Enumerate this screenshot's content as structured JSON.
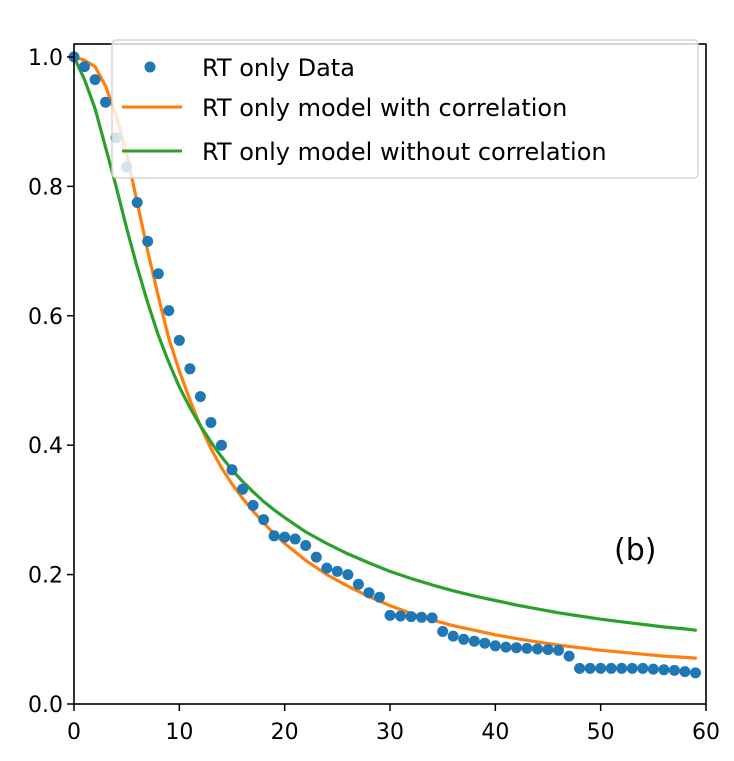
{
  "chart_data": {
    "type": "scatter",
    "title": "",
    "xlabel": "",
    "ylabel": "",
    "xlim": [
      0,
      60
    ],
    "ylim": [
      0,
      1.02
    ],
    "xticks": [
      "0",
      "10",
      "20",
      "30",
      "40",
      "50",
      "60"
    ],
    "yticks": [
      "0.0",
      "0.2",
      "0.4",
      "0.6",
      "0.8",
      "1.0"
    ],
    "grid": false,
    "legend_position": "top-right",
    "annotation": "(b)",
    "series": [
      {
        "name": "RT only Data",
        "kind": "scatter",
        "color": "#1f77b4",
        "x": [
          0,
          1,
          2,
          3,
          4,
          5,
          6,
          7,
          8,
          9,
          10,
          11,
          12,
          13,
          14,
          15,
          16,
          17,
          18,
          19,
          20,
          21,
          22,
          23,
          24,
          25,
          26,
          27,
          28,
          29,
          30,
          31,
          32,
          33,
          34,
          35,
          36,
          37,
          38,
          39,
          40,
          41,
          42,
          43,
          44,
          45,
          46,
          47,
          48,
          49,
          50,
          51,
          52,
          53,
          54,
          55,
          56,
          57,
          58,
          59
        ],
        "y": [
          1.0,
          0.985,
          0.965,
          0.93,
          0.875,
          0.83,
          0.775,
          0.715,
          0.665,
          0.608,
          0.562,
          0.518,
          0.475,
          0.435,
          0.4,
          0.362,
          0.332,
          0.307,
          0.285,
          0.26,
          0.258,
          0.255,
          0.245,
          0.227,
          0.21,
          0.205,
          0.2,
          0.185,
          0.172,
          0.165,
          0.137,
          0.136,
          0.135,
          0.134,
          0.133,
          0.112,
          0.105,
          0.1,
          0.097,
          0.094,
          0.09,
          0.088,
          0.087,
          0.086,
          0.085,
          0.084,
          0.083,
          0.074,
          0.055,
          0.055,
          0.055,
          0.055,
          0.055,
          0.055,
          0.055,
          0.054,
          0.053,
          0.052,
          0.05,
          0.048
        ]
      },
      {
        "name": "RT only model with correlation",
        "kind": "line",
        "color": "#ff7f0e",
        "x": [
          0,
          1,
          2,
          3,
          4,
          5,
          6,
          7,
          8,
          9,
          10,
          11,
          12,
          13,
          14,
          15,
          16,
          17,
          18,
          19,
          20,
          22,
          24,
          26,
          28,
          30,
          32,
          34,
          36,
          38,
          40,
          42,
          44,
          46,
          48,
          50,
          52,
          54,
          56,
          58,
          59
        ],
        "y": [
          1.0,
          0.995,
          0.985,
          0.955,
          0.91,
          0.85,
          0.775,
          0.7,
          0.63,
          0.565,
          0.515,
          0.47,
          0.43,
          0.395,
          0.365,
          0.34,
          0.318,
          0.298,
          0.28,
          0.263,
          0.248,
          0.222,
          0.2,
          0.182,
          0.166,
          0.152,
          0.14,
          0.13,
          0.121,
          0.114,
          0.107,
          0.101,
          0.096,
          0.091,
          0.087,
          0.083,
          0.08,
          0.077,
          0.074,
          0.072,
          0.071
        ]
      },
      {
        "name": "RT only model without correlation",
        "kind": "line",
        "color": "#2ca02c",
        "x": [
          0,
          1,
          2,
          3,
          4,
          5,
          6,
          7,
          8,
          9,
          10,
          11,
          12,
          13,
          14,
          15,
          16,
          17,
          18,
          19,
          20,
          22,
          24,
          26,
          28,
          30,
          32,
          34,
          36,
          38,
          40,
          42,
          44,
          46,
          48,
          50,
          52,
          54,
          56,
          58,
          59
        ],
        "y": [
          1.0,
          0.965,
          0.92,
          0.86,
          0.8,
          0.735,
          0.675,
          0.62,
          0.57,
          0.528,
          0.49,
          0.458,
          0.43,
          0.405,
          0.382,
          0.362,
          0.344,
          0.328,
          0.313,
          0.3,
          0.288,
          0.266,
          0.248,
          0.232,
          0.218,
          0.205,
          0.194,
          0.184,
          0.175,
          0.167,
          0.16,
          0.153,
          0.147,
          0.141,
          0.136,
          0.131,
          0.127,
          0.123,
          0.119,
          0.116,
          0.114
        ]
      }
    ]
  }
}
····················
Description of the task
Quote every record above exactly, leaving out any pictures.

The output
Enumerate this screenshot's content as structured JSON.
{
  "chart_data": {
    "type": "scatter",
    "title": "",
    "xlabel": "",
    "ylabel": "",
    "xlim": [
      0,
      60
    ],
    "ylim": [
      0,
      1.02
    ],
    "xticks": [
      "0",
      "10",
      "20",
      "30",
      "40",
      "50",
      "60"
    ],
    "yticks": [
      "0.0",
      "0.2",
      "0.4",
      "0.6",
      "0.8",
      "1.0"
    ],
    "grid": false,
    "legend_position": "top-right",
    "annotation": "(b)",
    "series": [
      {
        "name": "RT only Data",
        "kind": "scatter",
        "color": "#1f77b4",
        "x": [
          0,
          1,
          2,
          3,
          4,
          5,
          6,
          7,
          8,
          9,
          10,
          11,
          12,
          13,
          14,
          15,
          16,
          17,
          18,
          19,
          20,
          21,
          22,
          23,
          24,
          25,
          26,
          27,
          28,
          29,
          30,
          31,
          32,
          33,
          34,
          35,
          36,
          37,
          38,
          39,
          40,
          41,
          42,
          43,
          44,
          45,
          46,
          47,
          48,
          49,
          50,
          51,
          52,
          53,
          54,
          55,
          56,
          57,
          58,
          59
        ],
        "y": [
          1.0,
          0.985,
          0.965,
          0.93,
          0.875,
          0.83,
          0.775,
          0.715,
          0.665,
          0.608,
          0.562,
          0.518,
          0.475,
          0.435,
          0.4,
          0.362,
          0.332,
          0.307,
          0.285,
          0.26,
          0.258,
          0.255,
          0.245,
          0.227,
          0.21,
          0.205,
          0.2,
          0.185,
          0.172,
          0.165,
          0.137,
          0.136,
          0.135,
          0.134,
          0.133,
          0.112,
          0.105,
          0.1,
          0.097,
          0.094,
          0.09,
          0.088,
          0.087,
          0.086,
          0.085,
          0.084,
          0.083,
          0.074,
          0.055,
          0.055,
          0.055,
          0.055,
          0.055,
          0.055,
          0.055,
          0.054,
          0.053,
          0.052,
          0.05,
          0.048
        ]
      },
      {
        "name": "RT only model with correlation",
        "kind": "line",
        "color": "#ff7f0e",
        "x": [
          0,
          1,
          2,
          3,
          4,
          5,
          6,
          7,
          8,
          9,
          10,
          11,
          12,
          13,
          14,
          15,
          16,
          17,
          18,
          19,
          20,
          22,
          24,
          26,
          28,
          30,
          32,
          34,
          36,
          38,
          40,
          42,
          44,
          46,
          48,
          50,
          52,
          54,
          56,
          58,
          59
        ],
        "y": [
          1.0,
          0.995,
          0.985,
          0.955,
          0.91,
          0.85,
          0.775,
          0.7,
          0.63,
          0.565,
          0.515,
          0.47,
          0.43,
          0.395,
          0.365,
          0.34,
          0.318,
          0.298,
          0.28,
          0.263,
          0.248,
          0.222,
          0.2,
          0.182,
          0.166,
          0.152,
          0.14,
          0.13,
          0.121,
          0.114,
          0.107,
          0.101,
          0.096,
          0.091,
          0.087,
          0.083,
          0.08,
          0.077,
          0.074,
          0.072,
          0.071
        ]
      },
      {
        "name": "RT only model without correlation",
        "kind": "line",
        "color": "#2ca02c",
        "x": [
          0,
          1,
          2,
          3,
          4,
          5,
          6,
          7,
          8,
          9,
          10,
          11,
          12,
          13,
          14,
          15,
          16,
          17,
          18,
          19,
          20,
          22,
          24,
          26,
          28,
          30,
          32,
          34,
          36,
          38,
          40,
          42,
          44,
          46,
          48,
          50,
          52,
          54,
          56,
          58,
          59
        ],
        "y": [
          1.0,
          0.965,
          0.92,
          0.86,
          0.8,
          0.735,
          0.675,
          0.62,
          0.57,
          0.528,
          0.49,
          0.458,
          0.43,
          0.405,
          0.382,
          0.362,
          0.344,
          0.328,
          0.313,
          0.3,
          0.288,
          0.266,
          0.248,
          0.232,
          0.218,
          0.205,
          0.194,
          0.184,
          0.175,
          0.167,
          0.16,
          0.153,
          0.147,
          0.141,
          0.136,
          0.131,
          0.127,
          0.123,
          0.119,
          0.116,
          0.114
        ]
      }
    ]
  }
}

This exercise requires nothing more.